* _TO DO_
Copy all the material below, exactly as it stands.

------ MATERIAL SUPPLIED

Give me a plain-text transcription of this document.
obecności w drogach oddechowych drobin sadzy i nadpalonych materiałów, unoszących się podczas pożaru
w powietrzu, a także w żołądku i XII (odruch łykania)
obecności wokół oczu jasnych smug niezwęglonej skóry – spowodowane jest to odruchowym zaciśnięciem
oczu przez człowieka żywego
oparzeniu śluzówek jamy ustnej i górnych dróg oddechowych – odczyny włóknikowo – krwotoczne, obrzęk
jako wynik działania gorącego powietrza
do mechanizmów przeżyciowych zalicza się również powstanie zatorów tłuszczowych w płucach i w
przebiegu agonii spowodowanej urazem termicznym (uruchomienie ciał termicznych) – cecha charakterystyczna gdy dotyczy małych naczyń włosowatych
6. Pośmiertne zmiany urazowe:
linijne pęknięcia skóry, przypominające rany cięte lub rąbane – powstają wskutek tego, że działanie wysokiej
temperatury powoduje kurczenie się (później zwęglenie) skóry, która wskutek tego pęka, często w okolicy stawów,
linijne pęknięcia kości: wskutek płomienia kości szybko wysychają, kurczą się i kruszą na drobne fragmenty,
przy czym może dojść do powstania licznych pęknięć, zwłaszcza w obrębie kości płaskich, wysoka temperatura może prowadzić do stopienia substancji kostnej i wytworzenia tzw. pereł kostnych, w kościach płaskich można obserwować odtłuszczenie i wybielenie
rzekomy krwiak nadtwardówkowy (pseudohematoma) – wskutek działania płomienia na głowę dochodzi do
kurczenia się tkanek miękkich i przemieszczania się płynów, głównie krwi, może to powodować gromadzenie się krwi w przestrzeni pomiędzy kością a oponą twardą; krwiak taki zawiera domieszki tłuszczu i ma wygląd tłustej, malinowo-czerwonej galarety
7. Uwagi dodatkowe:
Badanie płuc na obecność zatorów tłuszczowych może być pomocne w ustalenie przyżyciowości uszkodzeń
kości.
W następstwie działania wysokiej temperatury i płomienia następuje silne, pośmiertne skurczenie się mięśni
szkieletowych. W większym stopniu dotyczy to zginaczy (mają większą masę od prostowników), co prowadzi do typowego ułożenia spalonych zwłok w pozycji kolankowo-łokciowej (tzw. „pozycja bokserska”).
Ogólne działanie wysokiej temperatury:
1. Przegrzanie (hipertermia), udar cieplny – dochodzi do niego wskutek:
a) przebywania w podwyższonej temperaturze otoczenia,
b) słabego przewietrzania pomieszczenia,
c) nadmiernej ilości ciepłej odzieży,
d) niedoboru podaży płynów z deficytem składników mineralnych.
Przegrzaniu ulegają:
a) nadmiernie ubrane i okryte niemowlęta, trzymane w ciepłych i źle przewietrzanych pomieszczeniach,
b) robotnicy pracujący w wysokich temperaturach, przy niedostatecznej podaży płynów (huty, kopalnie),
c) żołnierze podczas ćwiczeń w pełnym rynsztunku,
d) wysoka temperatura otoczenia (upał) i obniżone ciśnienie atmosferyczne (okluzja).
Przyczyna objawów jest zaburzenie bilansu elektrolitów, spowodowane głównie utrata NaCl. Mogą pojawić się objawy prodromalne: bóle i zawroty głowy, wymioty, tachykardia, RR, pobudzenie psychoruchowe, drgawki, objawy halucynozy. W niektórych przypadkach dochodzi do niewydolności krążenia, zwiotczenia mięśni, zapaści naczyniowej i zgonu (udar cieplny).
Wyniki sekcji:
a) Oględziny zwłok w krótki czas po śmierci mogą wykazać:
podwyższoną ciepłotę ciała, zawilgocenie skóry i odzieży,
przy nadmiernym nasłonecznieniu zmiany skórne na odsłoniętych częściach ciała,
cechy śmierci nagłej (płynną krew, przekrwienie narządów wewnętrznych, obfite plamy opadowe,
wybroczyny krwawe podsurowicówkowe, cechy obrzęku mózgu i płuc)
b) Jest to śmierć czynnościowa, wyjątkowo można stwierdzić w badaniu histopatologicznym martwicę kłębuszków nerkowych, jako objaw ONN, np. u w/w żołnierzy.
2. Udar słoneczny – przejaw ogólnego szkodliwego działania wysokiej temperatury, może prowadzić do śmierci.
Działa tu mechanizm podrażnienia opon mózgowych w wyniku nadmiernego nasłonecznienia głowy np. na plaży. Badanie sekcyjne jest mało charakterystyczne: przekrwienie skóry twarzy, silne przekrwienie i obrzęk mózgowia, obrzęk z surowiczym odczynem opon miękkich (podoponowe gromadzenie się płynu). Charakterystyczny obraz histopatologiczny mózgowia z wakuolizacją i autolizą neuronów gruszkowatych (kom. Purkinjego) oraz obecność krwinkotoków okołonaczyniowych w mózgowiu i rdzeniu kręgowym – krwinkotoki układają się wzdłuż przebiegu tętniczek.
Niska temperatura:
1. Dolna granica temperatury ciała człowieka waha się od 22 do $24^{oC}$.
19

------------

* _TASK SOLUTION_
Give me a plain-text transcription of this document.
obecności w drogach oddechowych drobin sadzy i nadpalonych materiałów, unoszących się podczas pożaru
w powietrzu, a także w żołądku i XII (odruch łykania)
obecności wokół oczu jasnych smug niezwęglonej skóry – spowodowane jest to odruchowym zaciśnięciem
oczu przez człowieka żywego
oparzeniu śluzówek jamy ustnej i górnych dróg oddechowych – odczyny włóknikowo – krwotoczne, obrzęk
jako wynik działania gorącego powietrza
do mechanizmów przeżyciowych zalicza się również powstanie zatorów tłuszczowych w płucach i w
przebiegu agonii spowodowanej urazem termicznym (uruchomienie ciał termicznych) – cecha charakterystyczna gdy dotyczy małych naczyń włosowatych
6. Pośmiertne zmiany urazowe:
linijne pęknięcia skóry, przypominające rany cięte lub rąbane – powstają wskutek tego, że działanie wysokiej
temperatury powoduje kurczenie się (później zwęglenie) skóry, która wskutek tego pęka, często w okolicy stawów,
linijne pęknięcia kości: wskutek płomienia kości szybko wysychają, kurczą się i kruszą na drobne fragmenty,
przy czym może dojść do powstania licznych pęknięć, zwłaszcza w obrębie kości płaskich, wysoka temperatura może prowadzić do stopienia substancji kostnej i wytworzenia tzw. pereł kostnych, w kościach płaskich można obserwować odtłuszczenie i wybielenie
rzekomy krwiak nadtwardówkowy (pseudohematoma) – wskutek działania płomienia na głowę dochodzi do
kurczenia się tkanek miękkich i przemieszczania się płynów, głównie krwi, może to powodować gromadzenie się krwi w przestrzeni pomiędzy kością a oponą twardą; krwiak taki zawiera domieszki tłuszczu i ma wygląd tłustej, malinowo-czerwonej galarety
7. Uwagi dodatkowe:
Badanie płuc na obecność zatorów tłuszczowych może być pomocne w ustalenie przyżyciowości uszkodzeń
kości.
W następstwie działania wysokiej temperatury i płomienia następuje silne, pośmiertne skurczenie się mięśni
szkieletowych. W większym stopniu dotyczy to zginaczy (mają większą masę od prostowników), co prowadzi do typowego ułożenia spalonych zwłok w pozycji kolankowo-łokciowej (tzw. „pozycja bokserska”).
Ogólne działanie wysokiej temperatury:
1. Przegrzanie (hipertermia), udar cieplny – dochodzi do niego wskutek:
a) przebywania w podwyższonej temperaturze otoczenia,
b) słabego przewietrzania pomieszczenia,
c) nadmiernej ilości ciepłej odzieży,
d) niedoboru podaży płynów z deficytem składników mineralnych.
Przegrzaniu ulegają:
a) nadmiernie ubrane i okryte niemowlęta, trzymane w ciepłych i źle przewietrzanych pomieszczeniach,
b) robotnicy pracujący w wysokich temperaturach, przy niedostatecznej podaży płynów (huty, kopalnie),
c) żołnierze podczas ćwiczeń w pełnym rynsztunku,
d) wysoka temperatura otoczenia (upał) i obniżone ciśnienie atmosferyczne (okluzja).
Przyczyna objawów jest zaburzenie bilansu elektrolitów, spowodowane głównie utrata NaCl. Mogą pojawić się objawy prodromalne: bóle i zawroty głowy, wymioty, tachykardia, RR, pobudzenie psychoruchowe, drgawki, objawy halucynozy. W niektórych przypadkach dochodzi do niewydolności krążenia, zwiotczenia mięśni, zapaści naczyniowej i zgonu (udar cieplny).
Wyniki sekcji:
a) Oględziny zwłok w krótki czas po śmierci mogą wykazać:
podwyższoną ciepłotę ciała, zawilgocenie skóry i odzieży,
przy nadmiernym nasłonecznieniu zmiany skórne na odsłoniętych częściach ciała,
cechy śmierci nagłej (płynną krew, przekrwienie narządów wewnętrznych, obfite plamy opadowe,
wybroczyny krwawe podsurowicówkowe, cechy obrzęku mózgu i płuc)
b) Jest to śmierć czynnościowa, wyjątkowo można stwierdzić w badaniu histopatologicznym martwicę kłębuszków nerkowych, jako objaw ONN, np. u w/w żołnierzy.
2. Udar słoneczny – przejaw ogólnego szkodliwego działania wysokiej temperatury, może prowadzić do śmierci.
Działa tu mechanizm podrażnienia opon mózgowych w wyniku nadmiernego nasłonecznienia głowy np. na plaży. Badanie sekcyjne jest mało charakterystyczne: przekrwienie skóry twarzy, silne przekrwienie i obrzęk mózgowia, obrzęk z surowiczym odczynem opon miękkich (podoponowe gromadzenie się płynu). Charakterystyczny obraz histopatologiczny mózgowia z wakuolizacją i autolizą neuronów gruszkowatych (kom. Purkinjego) oraz obecność krwinkotoków okołonaczyniowych w mózgowiu i rdzeniu kręgowym – krwinkotoki układają się wzdłuż przebiegu tętniczek.
Niska temperatura:
1. Dolna granica temperatury ciała człowieka waha się od 22 do $24^{oC}$.
19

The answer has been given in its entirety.